Entries from a dataset:
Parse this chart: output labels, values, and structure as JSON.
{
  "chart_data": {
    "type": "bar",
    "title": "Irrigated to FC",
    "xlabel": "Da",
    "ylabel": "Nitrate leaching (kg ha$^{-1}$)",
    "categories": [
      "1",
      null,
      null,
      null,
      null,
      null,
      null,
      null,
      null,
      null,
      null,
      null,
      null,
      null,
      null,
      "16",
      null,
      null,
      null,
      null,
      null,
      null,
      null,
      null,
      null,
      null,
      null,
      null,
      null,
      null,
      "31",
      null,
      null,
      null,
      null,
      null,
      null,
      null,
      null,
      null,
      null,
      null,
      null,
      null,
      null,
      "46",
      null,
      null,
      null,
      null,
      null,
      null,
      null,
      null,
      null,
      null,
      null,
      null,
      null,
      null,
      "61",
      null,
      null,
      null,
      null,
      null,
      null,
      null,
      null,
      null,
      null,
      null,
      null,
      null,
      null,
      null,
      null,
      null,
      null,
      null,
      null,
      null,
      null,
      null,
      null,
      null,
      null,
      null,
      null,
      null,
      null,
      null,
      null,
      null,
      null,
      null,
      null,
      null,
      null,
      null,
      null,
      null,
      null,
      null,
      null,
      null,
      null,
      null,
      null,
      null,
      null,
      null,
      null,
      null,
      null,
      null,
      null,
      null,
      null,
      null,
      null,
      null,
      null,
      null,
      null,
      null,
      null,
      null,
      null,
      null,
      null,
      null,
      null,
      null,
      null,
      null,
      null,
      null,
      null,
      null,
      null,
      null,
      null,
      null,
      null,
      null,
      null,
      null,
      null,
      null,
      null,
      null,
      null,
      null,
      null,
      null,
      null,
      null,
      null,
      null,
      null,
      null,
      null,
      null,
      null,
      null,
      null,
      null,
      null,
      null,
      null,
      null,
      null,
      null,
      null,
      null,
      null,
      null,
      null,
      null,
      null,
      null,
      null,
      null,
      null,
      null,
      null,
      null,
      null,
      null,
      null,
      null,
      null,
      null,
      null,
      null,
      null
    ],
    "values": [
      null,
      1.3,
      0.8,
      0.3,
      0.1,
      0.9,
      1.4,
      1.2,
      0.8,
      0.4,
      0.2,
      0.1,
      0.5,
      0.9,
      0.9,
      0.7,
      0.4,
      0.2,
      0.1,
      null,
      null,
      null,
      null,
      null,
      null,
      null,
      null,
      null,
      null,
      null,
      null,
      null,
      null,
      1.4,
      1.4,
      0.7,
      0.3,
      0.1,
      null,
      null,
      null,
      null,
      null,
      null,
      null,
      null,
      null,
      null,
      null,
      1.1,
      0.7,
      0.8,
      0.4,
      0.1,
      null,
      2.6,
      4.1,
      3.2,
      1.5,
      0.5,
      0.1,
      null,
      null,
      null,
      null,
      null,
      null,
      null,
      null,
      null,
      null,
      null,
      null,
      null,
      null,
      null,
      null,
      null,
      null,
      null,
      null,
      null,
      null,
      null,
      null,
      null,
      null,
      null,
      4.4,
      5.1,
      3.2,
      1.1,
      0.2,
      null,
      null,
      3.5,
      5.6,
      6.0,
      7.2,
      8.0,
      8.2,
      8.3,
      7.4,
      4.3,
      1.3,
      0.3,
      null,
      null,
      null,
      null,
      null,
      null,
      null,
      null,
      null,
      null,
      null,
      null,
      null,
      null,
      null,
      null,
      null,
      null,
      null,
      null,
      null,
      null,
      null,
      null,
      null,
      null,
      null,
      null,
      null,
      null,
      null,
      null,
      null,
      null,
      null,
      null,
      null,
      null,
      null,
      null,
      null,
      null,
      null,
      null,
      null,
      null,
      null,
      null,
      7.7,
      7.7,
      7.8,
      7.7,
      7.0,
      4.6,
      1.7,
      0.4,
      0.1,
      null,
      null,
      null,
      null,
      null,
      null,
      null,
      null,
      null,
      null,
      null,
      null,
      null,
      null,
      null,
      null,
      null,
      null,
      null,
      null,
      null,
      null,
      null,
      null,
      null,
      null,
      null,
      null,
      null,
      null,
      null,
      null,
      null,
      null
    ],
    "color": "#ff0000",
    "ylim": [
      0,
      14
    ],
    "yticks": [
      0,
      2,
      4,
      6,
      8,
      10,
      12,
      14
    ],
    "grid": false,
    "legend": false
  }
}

* **TASK TO COMPLETE**
Reproduce every record above exactly as it appears.

* **EXERCISE SOLUTION**
Parse this chart: output labels, values, and structure as JSON.
{
  "chart_data": {
    "type": "bar",
    "title": "Irrigated to FC",
    "xlabel": "Da",
    "ylabel": "Nitrate leaching (kg ha$^{-1}$)",
    "categories": [
      "1",
      null,
      null,
      null,
      null,
      null,
      null,
      null,
      null,
      null,
      null,
      null,
      null,
      null,
      null,
      "16",
      null,
      null,
      null,
      null,
      null,
      null,
      null,
      null,
      null,
      null,
      null,
      null,
      null,
      null,
      "31",
      null,
      null,
      null,
      null,
      null,
      null,
      null,
      null,
      null,
      null,
      null,
      null,
      null,
      null,
      "46",
      null,
      null,
      null,
      null,
      null,
      null,
      null,
      null,
      null,
      null,
      null,
      null,
      null,
      null,
      "61",
      null,
      null,
      null,
      null,
      null,
      null,
      null,
      null,
      null,
      null,
      null,
      null,
      null,
      null,
      null,
      null,
      null,
      null,
      null,
      null,
      null,
      null,
      null,
      null,
      null,
      null,
      null,
      null,
      null,
      null,
      null,
      null,
      null,
      null,
      null,
      null,
      null,
      null,
      null,
      null,
      null,
      null,
      null,
      null,
      null,
      null,
      null,
      null,
      null,
      null,
      null,
      null,
      null,
      null,
      null,
      null,
      null,
      null,
      null,
      null,
      null,
      null,
      null,
      null,
      null,
      null,
      null,
      null,
      null,
      null,
      null,
      null,
      null,
      null,
      null,
      null,
      null,
      null,
      null,
      null,
      null,
      null,
      null,
      null,
      null,
      null,
      null,
      null,
      null,
      null,
      null,
      null,
      null,
      null,
      null,
      null,
      null,
      null,
      null,
      null,
      null,
      null,
      null,
      null,
      null,
      null,
      null,
      null,
      null,
      null,
      null,
      null,
      null,
      null,
      null,
      null,
      null,
      null,
      null,
      null,
      null,
      null,
      null,
      null,
      null,
      null,
      null,
      null,
      null,
      null,
      null,
      null,
      null,
      null,
      null,
      null
    ],
    "values": [
      null,
      1.3,
      0.8,
      0.3,
      0.1,
      0.9,
      1.4,
      1.2,
      0.8,
      0.4,
      0.2,
      0.1,
      0.5,
      0.9,
      0.9,
      0.7,
      0.4,
      0.2,
      0.1,
      null,
      null,
      null,
      null,
      null,
      null,
      null,
      null,
      null,
      null,
      null,
      null,
      null,
      null,
      1.4,
      1.4,
      0.7,
      0.3,
      0.1,
      null,
      null,
      null,
      null,
      null,
      null,
      null,
      null,
      null,
      null,
      null,
      1.1,
      0.7,
      0.8,
      0.4,
      0.1,
      null,
      2.6,
      4.1,
      3.2,
      1.5,
      0.5,
      0.1,
      null,
      null,
      null,
      null,
      null,
      null,
      null,
      null,
      null,
      null,
      null,
      null,
      null,
      null,
      null,
      null,
      null,
      null,
      null,
      null,
      null,
      null,
      null,
      null,
      null,
      null,
      null,
      4.4,
      5.1,
      3.2,
      1.1,
      0.2,
      null,
      null,
      3.5,
      5.6,
      6.0,
      7.2,
      8.0,
      8.2,
      8.3,
      7.4,
      4.3,
      1.3,
      0.3,
      null,
      null,
      null,
      null,
      null,
      null,
      null,
      null,
      null,
      null,
      null,
      null,
      null,
      null,
      null,
      null,
      null,
      null,
      null,
      null,
      null,
      null,
      null,
      null,
      null,
      null,
      null,
      null,
      null,
      null,
      null,
      null,
      null,
      null,
      null,
      null,
      null,
      null,
      null,
      null,
      null,
      null,
      null,
      null,
      null,
      null,
      null,
      null,
      7.7,
      7.7,
      7.8,
      7.7,
      7.0,
      4.6,
      1.7,
      0.4,
      0.1,
      null,
      null,
      null,
      null,
      null,
      null,
      null,
      null,
      null,
      null,
      null,
      null,
      null,
      null,
      null,
      null,
      null,
      null,
      null,
      null,
      null,
      null,
      null,
      null,
      null,
      null,
      null,
      null,
      null,
      null,
      null,
      null,
      null,
      null
    ],
    "color": "#ff0000",
    "ylim": [
      0,
      14
    ],
    "yticks": [
      0,
      2,
      4,
      6,
      8,
      10,
      12,
      14
    ],
    "grid": false,
    "legend": false
  }
}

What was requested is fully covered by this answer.